Stored records:
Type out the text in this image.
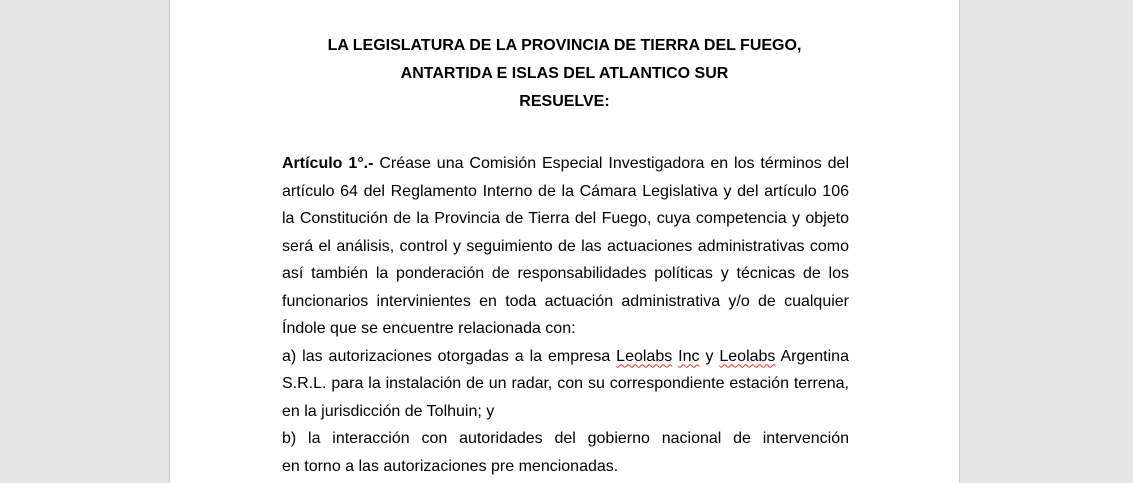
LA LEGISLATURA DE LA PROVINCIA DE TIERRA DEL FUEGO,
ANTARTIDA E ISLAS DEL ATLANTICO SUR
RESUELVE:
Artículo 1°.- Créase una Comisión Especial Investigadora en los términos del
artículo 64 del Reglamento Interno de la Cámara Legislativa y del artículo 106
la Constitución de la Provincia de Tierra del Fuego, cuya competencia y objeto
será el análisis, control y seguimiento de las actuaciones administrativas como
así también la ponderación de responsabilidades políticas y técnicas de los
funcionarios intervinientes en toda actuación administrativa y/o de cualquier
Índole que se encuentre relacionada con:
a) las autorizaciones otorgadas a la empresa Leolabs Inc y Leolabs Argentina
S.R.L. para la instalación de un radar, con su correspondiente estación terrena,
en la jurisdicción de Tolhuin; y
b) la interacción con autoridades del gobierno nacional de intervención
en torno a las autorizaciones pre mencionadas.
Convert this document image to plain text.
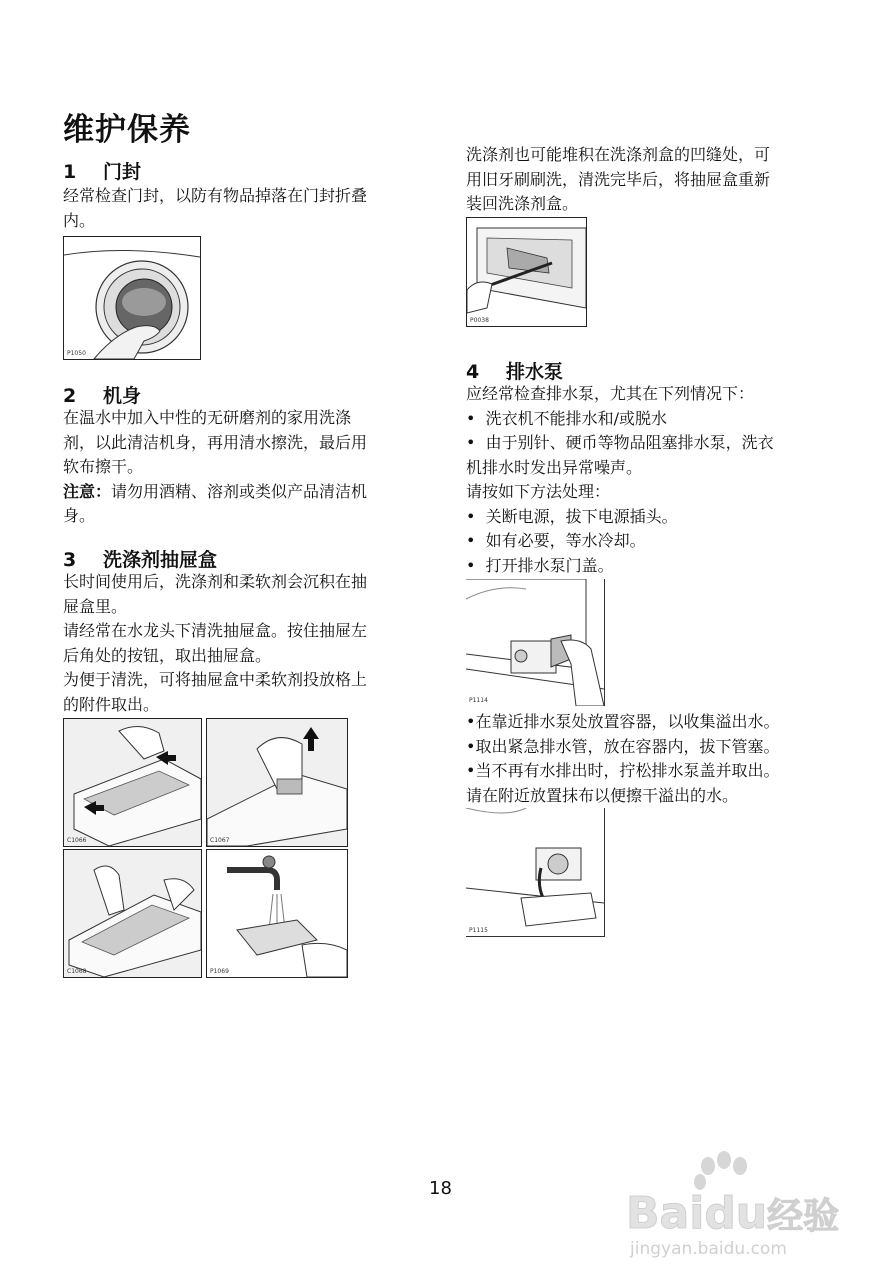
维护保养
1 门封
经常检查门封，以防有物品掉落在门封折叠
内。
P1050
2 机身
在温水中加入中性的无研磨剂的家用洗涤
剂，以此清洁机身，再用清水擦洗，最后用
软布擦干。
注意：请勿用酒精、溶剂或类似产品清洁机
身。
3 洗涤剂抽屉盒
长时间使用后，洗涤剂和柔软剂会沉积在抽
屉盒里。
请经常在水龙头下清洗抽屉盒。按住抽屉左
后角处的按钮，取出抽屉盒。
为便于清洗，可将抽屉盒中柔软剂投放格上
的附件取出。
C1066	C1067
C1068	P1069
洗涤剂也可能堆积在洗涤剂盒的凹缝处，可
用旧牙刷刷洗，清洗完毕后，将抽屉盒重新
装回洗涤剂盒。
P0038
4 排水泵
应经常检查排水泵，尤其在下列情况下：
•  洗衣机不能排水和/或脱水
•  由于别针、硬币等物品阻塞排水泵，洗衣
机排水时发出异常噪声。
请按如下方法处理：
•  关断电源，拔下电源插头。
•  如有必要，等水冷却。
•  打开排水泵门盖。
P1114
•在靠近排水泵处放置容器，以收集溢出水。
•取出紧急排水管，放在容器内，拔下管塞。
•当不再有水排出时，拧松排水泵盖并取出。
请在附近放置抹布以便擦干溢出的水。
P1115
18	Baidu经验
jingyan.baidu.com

■ AIM OF THE TASK ■
Reproduce the data above in full, exactly as it is, with the pictures left out.

■ WRITTEN REPLY ■
Type out the text in this image.
LA LEGISLATURA DE LA PROVINCIA DE TIERRA DEL FUEGO,
ANTARTIDA E ISLAS DEL ATLANTICO SUR
RESUELVE:
Artículo 1°.- Créase una Comisión Especial Investigadora en los términos del
artículo 64 del Reglamento Interno de la Cámara Legislativa y del artículo 106
la Constitución de la Provincia de Tierra del Fuego, cuya competencia y objeto
será el análisis, control y seguimiento de las actuaciones administrativas como
así también la ponderación de responsabilidades políticas y técnicas de los
funcionarios intervinientes en toda actuación administrativa y/o de cualquier
Índole que se encuentre relacionada con:
a) las autorizaciones otorgadas a la empresa Leolabs Inc y Leolabs Argentina
S.R.L. para la instalación de un radar, con su correspondiente estación terrena,
en la jurisdicción de Tolhuin; y
b) la interacción con autoridades del gobierno nacional de intervención
en torno a las autorizaciones pre mencionadas.
Convert this document image to plain text.
维护保养
1 门封
经常检查门封，以防有物品掉落在门封折叠
内。
P1050
2 机身
在温水中加入中性的无研磨剂的家用洗涤
剂，以此清洁机身，再用清水擦洗，最后用
软布擦干。
注意：请勿用酒精、溶剂或类似产品清洁机
身。
3 洗涤剂抽屉盒
长时间使用后，洗涤剂和柔软剂会沉积在抽
屉盒里。
请经常在水龙头下清洗抽屉盒。按住抽屉左
后角处的按钮，取出抽屉盒。
为便于清洗，可将抽屉盒中柔软剂投放格上
的附件取出。
C1066	C1067
C1068	P1069
洗涤剂也可能堆积在洗涤剂盒的凹缝处，可
用旧牙刷刷洗，清洗完毕后，将抽屉盒重新
装回洗涤剂盒。
P0038
4 排水泵
应经常检查排水泵，尤其在下列情况下：
•  洗衣机不能排水和/或脱水
•  由于别针、硬币等物品阻塞排水泵，洗衣
机排水时发出异常噪声。
请按如下方法处理：
•  关断电源，拔下电源插头。
•  如有必要，等水冷却。
•  打开排水泵门盖。
P1114
•在靠近排水泵处放置容器，以收集溢出水。
•取出紧急排水管，放在容器内，拔下管塞。
•当不再有水排出时，拧松排水泵盖并取出。
请在附近放置抹布以便擦干溢出的水。
P1115
18	Baidu经验
jingyan.baidu.com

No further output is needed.